-- Start EXERCISE MATERIALS --
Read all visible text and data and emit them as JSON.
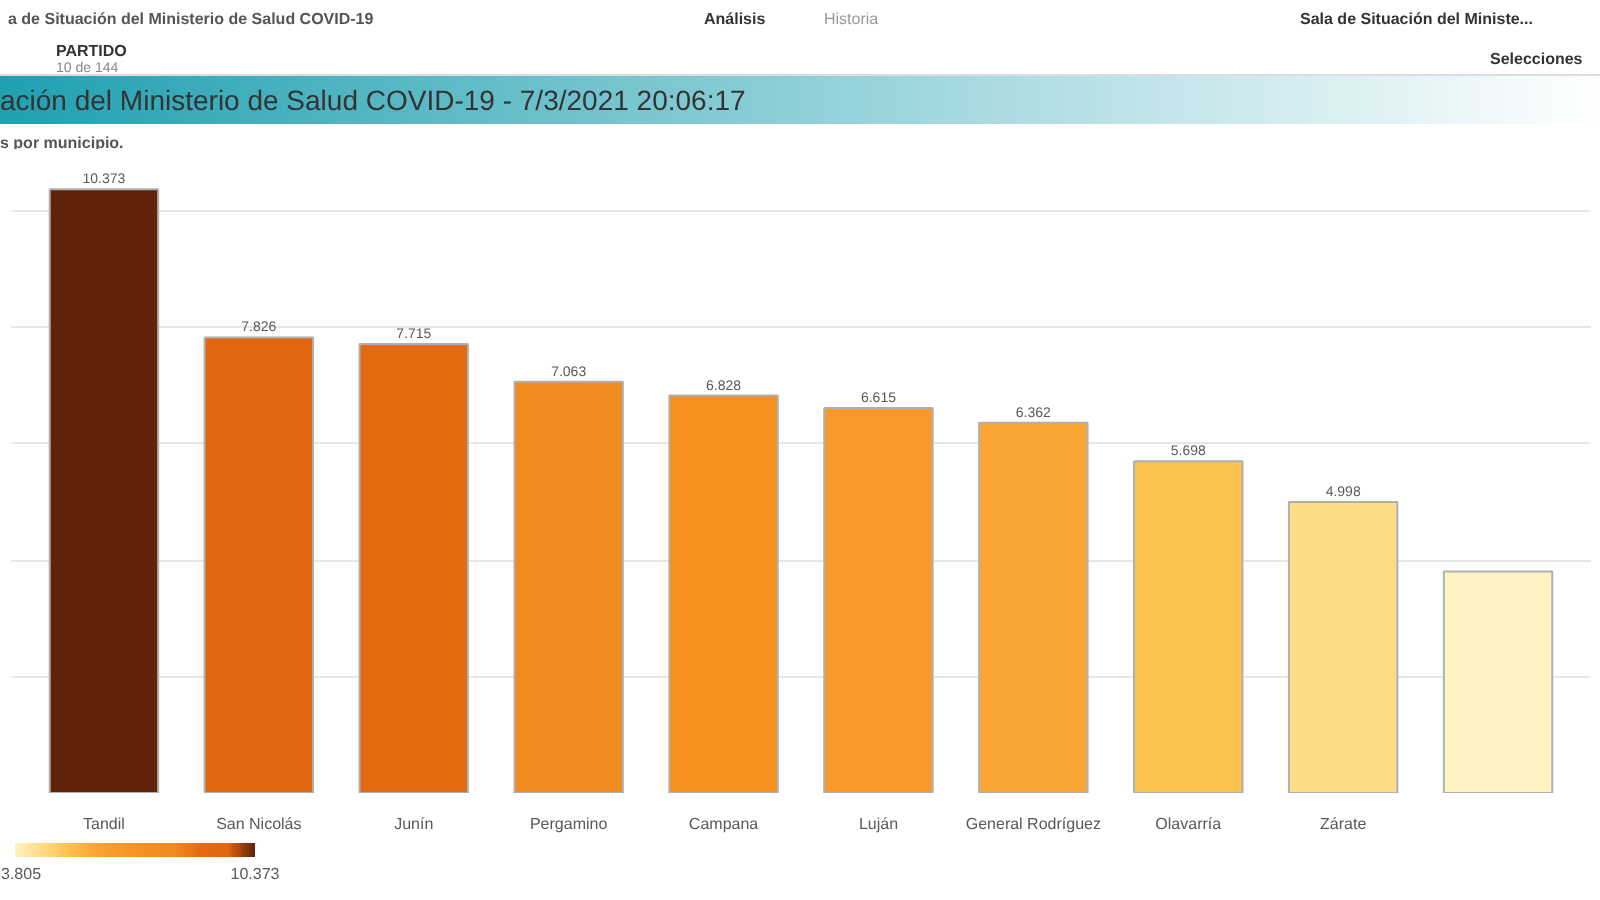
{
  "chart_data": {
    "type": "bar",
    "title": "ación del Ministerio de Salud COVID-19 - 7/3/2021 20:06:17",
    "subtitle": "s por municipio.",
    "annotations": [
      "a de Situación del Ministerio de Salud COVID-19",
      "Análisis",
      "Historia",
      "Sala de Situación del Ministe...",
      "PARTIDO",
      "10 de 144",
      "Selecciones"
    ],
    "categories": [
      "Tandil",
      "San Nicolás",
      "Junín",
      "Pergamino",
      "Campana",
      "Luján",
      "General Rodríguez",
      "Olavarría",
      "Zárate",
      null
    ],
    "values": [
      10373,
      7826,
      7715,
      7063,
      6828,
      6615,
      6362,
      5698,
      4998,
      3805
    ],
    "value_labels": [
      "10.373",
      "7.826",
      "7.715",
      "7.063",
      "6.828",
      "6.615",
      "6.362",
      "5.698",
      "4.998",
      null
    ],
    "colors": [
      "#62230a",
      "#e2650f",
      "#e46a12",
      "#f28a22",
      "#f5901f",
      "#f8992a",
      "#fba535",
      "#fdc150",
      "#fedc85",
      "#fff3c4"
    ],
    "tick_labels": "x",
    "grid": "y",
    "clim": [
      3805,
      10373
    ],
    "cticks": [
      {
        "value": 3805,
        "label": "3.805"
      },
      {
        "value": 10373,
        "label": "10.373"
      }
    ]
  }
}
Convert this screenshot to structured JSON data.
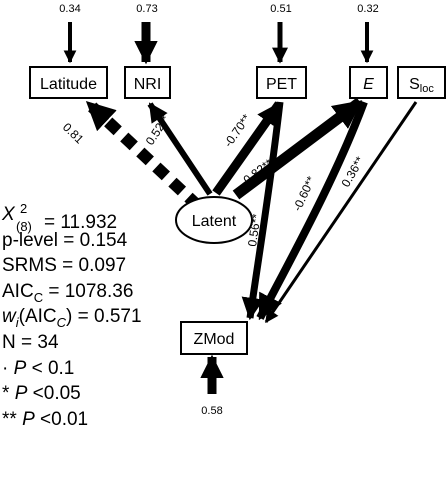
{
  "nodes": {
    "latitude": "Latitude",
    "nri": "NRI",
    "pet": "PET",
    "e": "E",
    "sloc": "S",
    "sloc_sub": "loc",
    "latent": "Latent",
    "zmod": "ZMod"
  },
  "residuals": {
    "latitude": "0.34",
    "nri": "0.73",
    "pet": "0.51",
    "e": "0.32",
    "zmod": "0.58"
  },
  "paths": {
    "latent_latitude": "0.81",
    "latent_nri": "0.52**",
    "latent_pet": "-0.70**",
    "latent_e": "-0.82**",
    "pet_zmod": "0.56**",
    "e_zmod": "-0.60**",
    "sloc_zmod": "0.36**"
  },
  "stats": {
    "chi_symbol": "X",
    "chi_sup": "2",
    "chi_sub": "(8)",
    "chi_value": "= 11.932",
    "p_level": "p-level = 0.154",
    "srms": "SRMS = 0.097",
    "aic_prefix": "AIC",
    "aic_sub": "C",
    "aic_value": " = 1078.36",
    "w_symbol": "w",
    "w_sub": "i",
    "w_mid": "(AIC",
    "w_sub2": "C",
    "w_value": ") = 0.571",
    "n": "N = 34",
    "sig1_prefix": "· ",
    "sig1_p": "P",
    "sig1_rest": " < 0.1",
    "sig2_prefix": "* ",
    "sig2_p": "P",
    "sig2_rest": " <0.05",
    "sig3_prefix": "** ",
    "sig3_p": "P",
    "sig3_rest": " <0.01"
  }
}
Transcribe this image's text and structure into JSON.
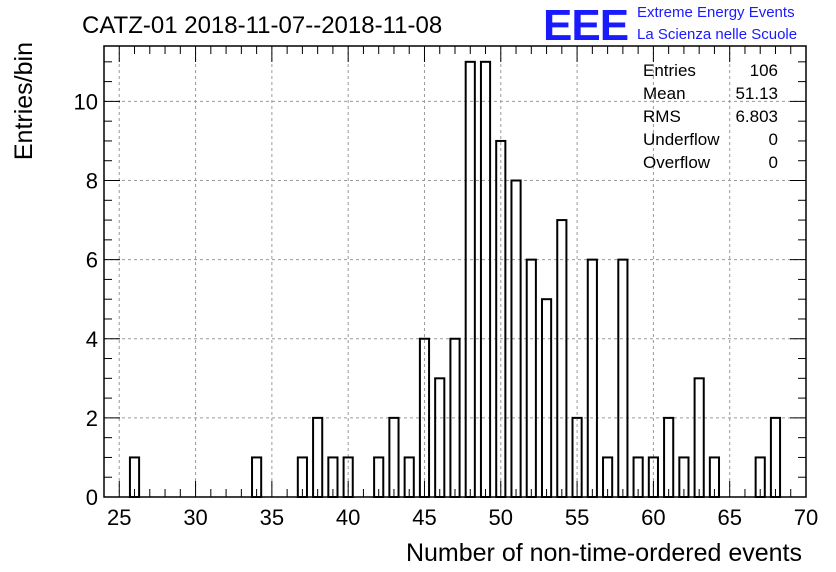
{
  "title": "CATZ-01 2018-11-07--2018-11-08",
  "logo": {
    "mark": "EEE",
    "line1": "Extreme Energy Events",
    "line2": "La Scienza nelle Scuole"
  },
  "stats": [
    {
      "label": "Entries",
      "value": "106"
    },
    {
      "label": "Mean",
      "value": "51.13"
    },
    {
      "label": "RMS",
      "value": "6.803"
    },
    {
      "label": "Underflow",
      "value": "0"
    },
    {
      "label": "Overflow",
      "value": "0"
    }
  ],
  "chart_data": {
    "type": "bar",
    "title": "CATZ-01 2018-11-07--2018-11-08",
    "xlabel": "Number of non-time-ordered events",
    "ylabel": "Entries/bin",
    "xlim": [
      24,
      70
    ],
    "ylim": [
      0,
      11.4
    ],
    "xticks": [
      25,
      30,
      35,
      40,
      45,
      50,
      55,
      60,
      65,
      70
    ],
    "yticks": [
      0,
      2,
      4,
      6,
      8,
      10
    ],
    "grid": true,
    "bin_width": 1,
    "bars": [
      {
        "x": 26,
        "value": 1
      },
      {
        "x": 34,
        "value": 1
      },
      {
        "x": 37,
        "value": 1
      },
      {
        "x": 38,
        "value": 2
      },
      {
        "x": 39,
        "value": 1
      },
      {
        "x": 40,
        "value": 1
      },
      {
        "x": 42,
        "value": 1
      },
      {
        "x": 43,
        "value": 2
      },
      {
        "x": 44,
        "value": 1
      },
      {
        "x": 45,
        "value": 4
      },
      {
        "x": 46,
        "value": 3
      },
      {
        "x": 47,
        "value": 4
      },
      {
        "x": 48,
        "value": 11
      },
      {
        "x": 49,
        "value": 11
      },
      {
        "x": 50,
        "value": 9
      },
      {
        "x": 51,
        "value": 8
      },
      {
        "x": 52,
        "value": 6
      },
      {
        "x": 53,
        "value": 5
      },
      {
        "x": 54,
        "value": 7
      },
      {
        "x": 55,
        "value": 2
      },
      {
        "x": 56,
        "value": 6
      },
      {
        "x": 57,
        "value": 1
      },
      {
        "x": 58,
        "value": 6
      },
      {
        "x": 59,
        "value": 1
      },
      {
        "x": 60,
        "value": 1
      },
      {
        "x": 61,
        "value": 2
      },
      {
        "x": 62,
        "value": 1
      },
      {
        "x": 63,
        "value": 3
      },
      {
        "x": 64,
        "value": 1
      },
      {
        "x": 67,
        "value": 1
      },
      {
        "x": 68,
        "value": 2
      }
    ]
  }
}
-- End EXERCISE MATERIALS --
■ DIRECTIVE ■
Print out the lines exactly, skipping any picture.

■ COMPLETED EXERCISE ■
Read all visible text and data and emit them as JSON.
{
  "chart_data": {
    "type": "bar",
    "title": "ación del Ministerio de Salud COVID-19 - 7/3/2021 20:06:17",
    "subtitle": "s por municipio.",
    "annotations": [
      "a de Situación del Ministerio de Salud COVID-19",
      "Análisis",
      "Historia",
      "Sala de Situación del Ministe...",
      "PARTIDO",
      "10 de 144",
      "Selecciones"
    ],
    "categories": [
      "Tandil",
      "San Nicolás",
      "Junín",
      "Pergamino",
      "Campana",
      "Luján",
      "General Rodríguez",
      "Olavarría",
      "Zárate",
      null
    ],
    "values": [
      10373,
      7826,
      7715,
      7063,
      6828,
      6615,
      6362,
      5698,
      4998,
      3805
    ],
    "value_labels": [
      "10.373",
      "7.826",
      "7.715",
      "7.063",
      "6.828",
      "6.615",
      "6.362",
      "5.698",
      "4.998",
      null
    ],
    "colors": [
      "#62230a",
      "#e2650f",
      "#e46a12",
      "#f28a22",
      "#f5901f",
      "#f8992a",
      "#fba535",
      "#fdc150",
      "#fedc85",
      "#fff3c4"
    ],
    "tick_labels": "x",
    "grid": "y",
    "clim": [
      3805,
      10373
    ],
    "cticks": [
      {
        "value": 3805,
        "label": "3.805"
      },
      {
        "value": 10373,
        "label": "10.373"
      }
    ]
  }
}
Convert this screenshot to structured JSON data.
{
  "nodes": {
    "latitude": "Latitude",
    "nri": "NRI",
    "pet": "PET",
    "e": "E",
    "sloc": "S",
    "sloc_sub": "loc",
    "latent": "Latent",
    "zmod": "ZMod"
  },
  "residuals": {
    "latitude": "0.34",
    "nri": "0.73",
    "pet": "0.51",
    "e": "0.32",
    "zmod": "0.58"
  },
  "paths": {
    "latent_latitude": "0.81",
    "latent_nri": "0.52**",
    "latent_pet": "-0.70**",
    "latent_e": "-0.82**",
    "pet_zmod": "0.56**",
    "e_zmod": "-0.60**",
    "sloc_zmod": "0.36**"
  },
  "stats": {
    "chi_symbol": "X",
    "chi_sup": "2",
    "chi_sub": "(8)",
    "chi_value": "= 11.932",
    "p_level": "p-level = 0.154",
    "srms": "SRMS = 0.097",
    "aic_prefix": "AIC",
    "aic_sub": "C",
    "aic_value": " = 1078.36",
    "w_symbol": "w",
    "w_sub": "i",
    "w_mid": "(AIC",
    "w_sub2": "C",
    "w_value": ") = 0.571",
    "n": "N = 34",
    "sig1_prefix": "· ",
    "sig1_p": "P",
    "sig1_rest": " < 0.1",
    "sig2_prefix": "* ",
    "sig2_p": "P",
    "sig2_rest": " <0.05",
    "sig3_prefix": "** ",
    "sig3_p": "P",
    "sig3_rest": " <0.01"
  }
}
Transcribe this image's text and structure into JSON.
{
  "title": "CATZ-01 2018-11-07--2018-11-08",
  "logo": {
    "mark": "EEE",
    "line1": "Extreme Energy Events",
    "line2": "La Scienza nelle Scuole"
  },
  "stats": [
    {
      "label": "Entries",
      "value": "106"
    },
    {
      "label": "Mean",
      "value": "51.13"
    },
    {
      "label": "RMS",
      "value": "6.803"
    },
    {
      "label": "Underflow",
      "value": "0"
    },
    {
      "label": "Overflow",
      "value": "0"
    }
  ],
  "chart_data": {
    "type": "bar",
    "title": "CATZ-01 2018-11-07--2018-11-08",
    "xlabel": "Number of non-time-ordered events",
    "ylabel": "Entries/bin",
    "xlim": [
      24,
      70
    ],
    "ylim": [
      0,
      11.4
    ],
    "xticks": [
      25,
      30,
      35,
      40,
      45,
      50,
      55,
      60,
      65,
      70
    ],
    "yticks": [
      0,
      2,
      4,
      6,
      8,
      10
    ],
    "grid": true,
    "bin_width": 1,
    "bars": [
      {
        "x": 26,
        "value": 1
      },
      {
        "x": 34,
        "value": 1
      },
      {
        "x": 37,
        "value": 1
      },
      {
        "x": 38,
        "value": 2
      },
      {
        "x": 39,
        "value": 1
      },
      {
        "x": 40,
        "value": 1
      },
      {
        "x": 42,
        "value": 1
      },
      {
        "x": 43,
        "value": 2
      },
      {
        "x": 44,
        "value": 1
      },
      {
        "x": 45,
        "value": 4
      },
      {
        "x": 46,
        "value": 3
      },
      {
        "x": 47,
        "value": 4
      },
      {
        "x": 48,
        "value": 11
      },
      {
        "x": 49,
        "value": 11
      },
      {
        "x": 50,
        "value": 9
      },
      {
        "x": 51,
        "value": 8
      },
      {
        "x": 52,
        "value": 6
      },
      {
        "x": 53,
        "value": 5
      },
      {
        "x": 54,
        "value": 7
      },
      {
        "x": 55,
        "value": 2
      },
      {
        "x": 56,
        "value": 6
      },
      {
        "x": 57,
        "value": 1
      },
      {
        "x": 58,
        "value": 6
      },
      {
        "x": 59,
        "value": 1
      },
      {
        "x": 60,
        "value": 1
      },
      {
        "x": 61,
        "value": 2
      },
      {
        "x": 62,
        "value": 1
      },
      {
        "x": 63,
        "value": 3
      },
      {
        "x": 64,
        "value": 1
      },
      {
        "x": 67,
        "value": 1
      },
      {
        "x": 68,
        "value": 2
      }
    ]
  }
}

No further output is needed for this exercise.